Short problem
Provide nothing but the number of lines containing the string "JSON".

══════

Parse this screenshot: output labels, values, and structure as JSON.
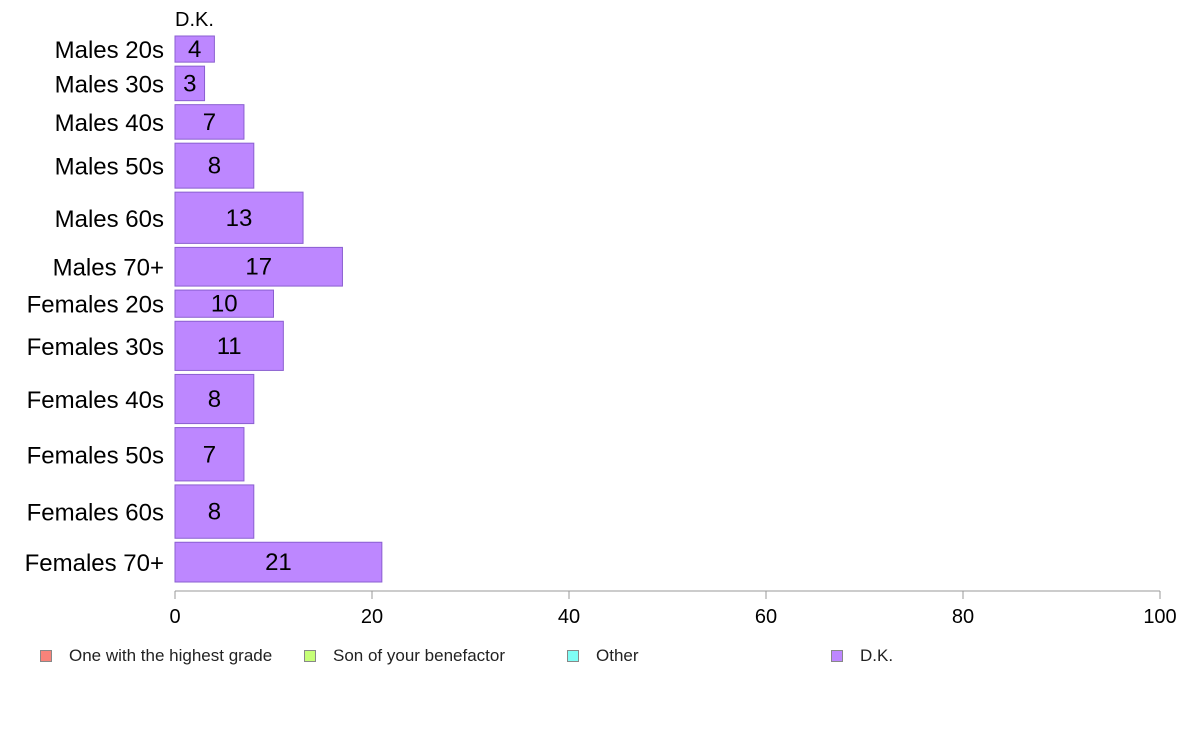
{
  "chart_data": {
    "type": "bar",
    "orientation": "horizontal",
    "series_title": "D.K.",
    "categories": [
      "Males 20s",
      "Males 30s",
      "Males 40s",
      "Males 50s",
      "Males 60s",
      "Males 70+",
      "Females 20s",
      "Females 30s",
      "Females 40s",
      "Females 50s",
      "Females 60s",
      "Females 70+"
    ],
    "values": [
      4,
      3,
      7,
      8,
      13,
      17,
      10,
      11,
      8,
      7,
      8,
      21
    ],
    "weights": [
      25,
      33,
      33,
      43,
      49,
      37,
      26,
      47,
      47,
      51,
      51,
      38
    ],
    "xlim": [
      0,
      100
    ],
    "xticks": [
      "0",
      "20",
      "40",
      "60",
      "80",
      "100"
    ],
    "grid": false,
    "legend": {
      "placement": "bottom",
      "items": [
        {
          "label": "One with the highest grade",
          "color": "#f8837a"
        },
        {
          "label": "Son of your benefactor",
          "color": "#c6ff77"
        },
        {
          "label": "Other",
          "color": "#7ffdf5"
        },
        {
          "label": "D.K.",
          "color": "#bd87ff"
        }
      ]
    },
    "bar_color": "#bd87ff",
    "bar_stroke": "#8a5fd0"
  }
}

══════

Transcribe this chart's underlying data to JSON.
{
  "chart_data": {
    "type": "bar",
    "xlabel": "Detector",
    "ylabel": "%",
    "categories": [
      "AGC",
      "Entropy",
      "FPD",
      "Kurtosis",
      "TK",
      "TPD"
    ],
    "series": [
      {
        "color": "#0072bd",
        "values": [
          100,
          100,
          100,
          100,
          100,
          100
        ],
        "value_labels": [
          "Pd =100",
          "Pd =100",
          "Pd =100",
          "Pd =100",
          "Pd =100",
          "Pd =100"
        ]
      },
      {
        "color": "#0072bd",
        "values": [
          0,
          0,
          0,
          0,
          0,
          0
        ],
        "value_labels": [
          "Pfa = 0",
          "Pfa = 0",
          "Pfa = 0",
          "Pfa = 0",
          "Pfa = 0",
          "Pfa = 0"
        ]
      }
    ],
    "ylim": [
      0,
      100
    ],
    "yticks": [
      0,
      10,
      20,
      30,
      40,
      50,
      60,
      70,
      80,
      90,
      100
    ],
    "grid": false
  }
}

══════

Expected output
2